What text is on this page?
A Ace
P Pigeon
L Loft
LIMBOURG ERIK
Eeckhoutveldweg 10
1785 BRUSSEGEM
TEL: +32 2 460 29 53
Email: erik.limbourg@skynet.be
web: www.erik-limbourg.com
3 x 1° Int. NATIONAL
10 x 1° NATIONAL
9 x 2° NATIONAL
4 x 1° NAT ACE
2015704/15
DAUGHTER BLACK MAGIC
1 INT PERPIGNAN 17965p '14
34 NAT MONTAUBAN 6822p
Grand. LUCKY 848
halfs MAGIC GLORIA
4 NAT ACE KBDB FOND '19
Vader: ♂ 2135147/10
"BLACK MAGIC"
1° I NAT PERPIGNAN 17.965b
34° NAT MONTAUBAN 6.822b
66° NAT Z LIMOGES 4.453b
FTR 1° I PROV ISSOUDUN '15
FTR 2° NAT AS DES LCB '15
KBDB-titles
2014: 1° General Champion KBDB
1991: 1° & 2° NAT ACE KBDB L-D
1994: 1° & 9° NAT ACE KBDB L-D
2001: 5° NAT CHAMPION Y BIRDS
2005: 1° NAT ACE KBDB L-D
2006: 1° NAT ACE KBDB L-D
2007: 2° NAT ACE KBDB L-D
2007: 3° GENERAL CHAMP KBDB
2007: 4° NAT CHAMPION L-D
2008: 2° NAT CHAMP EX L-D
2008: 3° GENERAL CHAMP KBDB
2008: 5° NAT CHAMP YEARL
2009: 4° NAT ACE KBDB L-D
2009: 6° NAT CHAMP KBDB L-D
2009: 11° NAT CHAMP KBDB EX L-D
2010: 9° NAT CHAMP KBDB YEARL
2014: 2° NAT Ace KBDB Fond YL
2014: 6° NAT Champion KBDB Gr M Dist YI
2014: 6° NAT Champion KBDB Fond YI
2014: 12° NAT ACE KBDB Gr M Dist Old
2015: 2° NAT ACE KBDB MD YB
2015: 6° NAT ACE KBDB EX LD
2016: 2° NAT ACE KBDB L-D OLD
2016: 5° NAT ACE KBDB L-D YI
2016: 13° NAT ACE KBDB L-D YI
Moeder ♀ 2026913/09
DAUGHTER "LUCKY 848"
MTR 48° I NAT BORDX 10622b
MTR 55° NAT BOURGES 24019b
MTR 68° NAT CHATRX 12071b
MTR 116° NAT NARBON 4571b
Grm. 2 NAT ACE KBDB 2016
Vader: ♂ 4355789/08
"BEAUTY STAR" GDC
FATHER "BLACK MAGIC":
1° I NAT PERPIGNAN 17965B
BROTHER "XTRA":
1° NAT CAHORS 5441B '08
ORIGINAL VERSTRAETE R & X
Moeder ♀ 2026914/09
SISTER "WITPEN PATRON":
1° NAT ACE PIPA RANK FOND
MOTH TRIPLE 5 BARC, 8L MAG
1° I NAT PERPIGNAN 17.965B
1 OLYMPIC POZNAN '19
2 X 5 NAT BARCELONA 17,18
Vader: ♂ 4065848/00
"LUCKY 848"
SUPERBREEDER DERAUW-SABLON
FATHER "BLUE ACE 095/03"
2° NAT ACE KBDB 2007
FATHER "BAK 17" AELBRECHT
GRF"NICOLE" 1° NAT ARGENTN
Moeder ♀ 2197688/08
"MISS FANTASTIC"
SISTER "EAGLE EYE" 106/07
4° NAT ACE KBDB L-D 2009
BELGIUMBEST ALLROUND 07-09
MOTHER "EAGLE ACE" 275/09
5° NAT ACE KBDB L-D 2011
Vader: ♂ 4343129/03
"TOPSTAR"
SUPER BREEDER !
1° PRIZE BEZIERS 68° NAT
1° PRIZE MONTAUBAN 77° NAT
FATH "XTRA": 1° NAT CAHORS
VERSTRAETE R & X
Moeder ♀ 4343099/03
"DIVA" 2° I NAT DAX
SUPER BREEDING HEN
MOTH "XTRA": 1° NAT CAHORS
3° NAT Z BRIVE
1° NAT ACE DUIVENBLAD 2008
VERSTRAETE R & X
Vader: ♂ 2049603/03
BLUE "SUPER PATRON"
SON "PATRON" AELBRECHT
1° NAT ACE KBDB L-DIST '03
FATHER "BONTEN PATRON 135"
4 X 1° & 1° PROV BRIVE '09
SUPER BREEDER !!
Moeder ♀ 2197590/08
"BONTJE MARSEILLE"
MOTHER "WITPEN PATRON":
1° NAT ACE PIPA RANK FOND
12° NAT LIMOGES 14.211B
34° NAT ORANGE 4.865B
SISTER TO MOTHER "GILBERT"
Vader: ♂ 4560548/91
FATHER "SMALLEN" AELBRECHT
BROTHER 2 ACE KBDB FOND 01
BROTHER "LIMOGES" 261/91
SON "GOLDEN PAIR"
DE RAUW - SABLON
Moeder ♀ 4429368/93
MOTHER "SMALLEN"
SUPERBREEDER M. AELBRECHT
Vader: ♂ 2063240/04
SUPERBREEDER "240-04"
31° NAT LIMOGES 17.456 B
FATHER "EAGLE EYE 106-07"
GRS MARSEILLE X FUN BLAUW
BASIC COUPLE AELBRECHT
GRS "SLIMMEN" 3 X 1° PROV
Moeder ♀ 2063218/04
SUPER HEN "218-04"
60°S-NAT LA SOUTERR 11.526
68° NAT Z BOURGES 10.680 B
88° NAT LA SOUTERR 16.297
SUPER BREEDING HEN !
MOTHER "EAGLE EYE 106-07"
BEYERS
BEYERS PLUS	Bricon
+++++
WHAT THE TASK REQUIRES
Quote every line of the data, word for word.

SOLUTION FOR THIS EXERCISE
What text is on this page?
A Ace
P Pigeon
L Loft
LIMBOURG ERIK
Eeckhoutveldweg 10
1785 BRUSSEGEM
TEL: +32 2 460 29 53
Email: erik.limbourg@skynet.be
web: www.erik-limbourg.com
3 x 1° Int. NATIONAL
10 x 1° NATIONAL
9 x 2° NATIONAL
4 x 1° NAT ACE
2015704/15
DAUGHTER BLACK MAGIC
1 INT PERPIGNAN 17965p '14
34 NAT MONTAUBAN 6822p
Grand. LUCKY 848
halfs MAGIC GLORIA
4 NAT ACE KBDB FOND '19
Vader: ♂ 2135147/10
"BLACK MAGIC"
1° I NAT PERPIGNAN 17.965b
34° NAT MONTAUBAN 6.822b
66° NAT Z LIMOGES 4.453b
FTR 1° I PROV ISSOUDUN '15
FTR 2° NAT AS DES LCB '15
KBDB-titles
2014: 1° General Champion KBDB
1991: 1° & 2° NAT ACE KBDB L-D
1994: 1° & 9° NAT ACE KBDB L-D
2001: 5° NAT CHAMPION Y BIRDS
2005: 1° NAT ACE KBDB L-D
2006: 1° NAT ACE KBDB L-D
2007: 2° NAT ACE KBDB L-D
2007: 3° GENERAL CHAMP KBDB
2007: 4° NAT CHAMPION L-D
2008: 2° NAT CHAMP EX L-D
2008: 3° GENERAL CHAMP KBDB
2008: 5° NAT CHAMP YEARL
2009: 4° NAT ACE KBDB L-D
2009: 6° NAT CHAMP KBDB L-D
2009: 11° NAT CHAMP KBDB EX L-D
2010: 9° NAT CHAMP KBDB YEARL
2014: 2° NAT Ace KBDB Fond YL
2014: 6° NAT Champion KBDB Gr M Dist YI
2014: 6° NAT Champion KBDB Fond YI
2014: 12° NAT ACE KBDB Gr M Dist Old
2015: 2° NAT ACE KBDB MD YB
2015: 6° NAT ACE KBDB EX LD
2016: 2° NAT ACE KBDB L-D OLD
2016: 5° NAT ACE KBDB L-D YI
2016: 13° NAT ACE KBDB L-D YI
Moeder ♀ 2026913/09
DAUGHTER "LUCKY 848"
MTR 48° I NAT BORDX 10622b
MTR 55° NAT BOURGES 24019b
MTR 68° NAT CHATRX 12071b
MTR 116° NAT NARBON 4571b
Grm. 2 NAT ACE KBDB 2016
Vader: ♂ 4355789/08
"BEAUTY STAR" GDC
FATHER "BLACK MAGIC":
1° I NAT PERPIGNAN 17965B
BROTHER "XTRA":
1° NAT CAHORS 5441B '08
ORIGINAL VERSTRAETE R & X
Moeder ♀ 2026914/09
SISTER "WITPEN PATRON":
1° NAT ACE PIPA RANK FOND
MOTH TRIPLE 5 BARC, 8L MAG
1° I NAT PERPIGNAN 17.965B
1 OLYMPIC POZNAN '19
2 X 5 NAT BARCELONA 17,18
Vader: ♂ 4065848/00
"LUCKY 848"
SUPERBREEDER DERAUW-SABLON
FATHER "BLUE ACE 095/03"
2° NAT ACE KBDB 2007
FATHER "BAK 17" AELBRECHT
GRF"NICOLE" 1° NAT ARGENTN
Moeder ♀ 2197688/08
"MISS FANTASTIC"
SISTER "EAGLE EYE" 106/07
4° NAT ACE KBDB L-D 2009
BELGIUMBEST ALLROUND 07-09
MOTHER "EAGLE ACE" 275/09
5° NAT ACE KBDB L-D 2011
Vader: ♂ 4343129/03
"TOPSTAR"
SUPER BREEDER !
1° PRIZE BEZIERS 68° NAT
1° PRIZE MONTAUBAN 77° NAT
FATH "XTRA": 1° NAT CAHORS
VERSTRAETE R & X
Moeder ♀ 4343099/03
"DIVA" 2° I NAT DAX
SUPER BREEDING HEN
MOTH "XTRA": 1° NAT CAHORS
3° NAT Z BRIVE
1° NAT ACE DUIVENBLAD 2008
VERSTRAETE R & X
Vader: ♂ 2049603/03
BLUE "SUPER PATRON"
SON "PATRON" AELBRECHT
1° NAT ACE KBDB L-DIST '03
FATHER "BONTEN PATRON 135"
4 X 1° & 1° PROV BRIVE '09
SUPER BREEDER !!
Moeder ♀ 2197590/08
"BONTJE MARSEILLE"
MOTHER "WITPEN PATRON":
1° NAT ACE PIPA RANK FOND
12° NAT LIMOGES 14.211B
34° NAT ORANGE 4.865B
SISTER TO MOTHER "GILBERT"
Vader: ♂ 4560548/91
FATHER "SMALLEN" AELBRECHT
BROTHER 2 ACE KBDB FOND 01
BROTHER "LIMOGES" 261/91
SON "GOLDEN PAIR"
DE RAUW - SABLON
Moeder ♀ 4429368/93
MOTHER "SMALLEN"
SUPERBREEDER M. AELBRECHT
Vader: ♂ 2063240/04
SUPERBREEDER "240-04"
31° NAT LIMOGES 17.456 B
FATHER "EAGLE EYE 106-07"
GRS MARSEILLE X FUN BLAUW
BASIC COUPLE AELBRECHT
GRS "SLIMMEN" 3 X 1° PROV
Moeder ♀ 2063218/04
SUPER HEN "218-04"
60°S-NAT LA SOUTERR 11.526
68° NAT Z BOURGES 10.680 B
88° NAT LA SOUTERR 16.297
SUPER BREEDING HEN !
MOTHER "EAGLE EYE 106-07"
BEYERS
BEYERS PLUS	Bricon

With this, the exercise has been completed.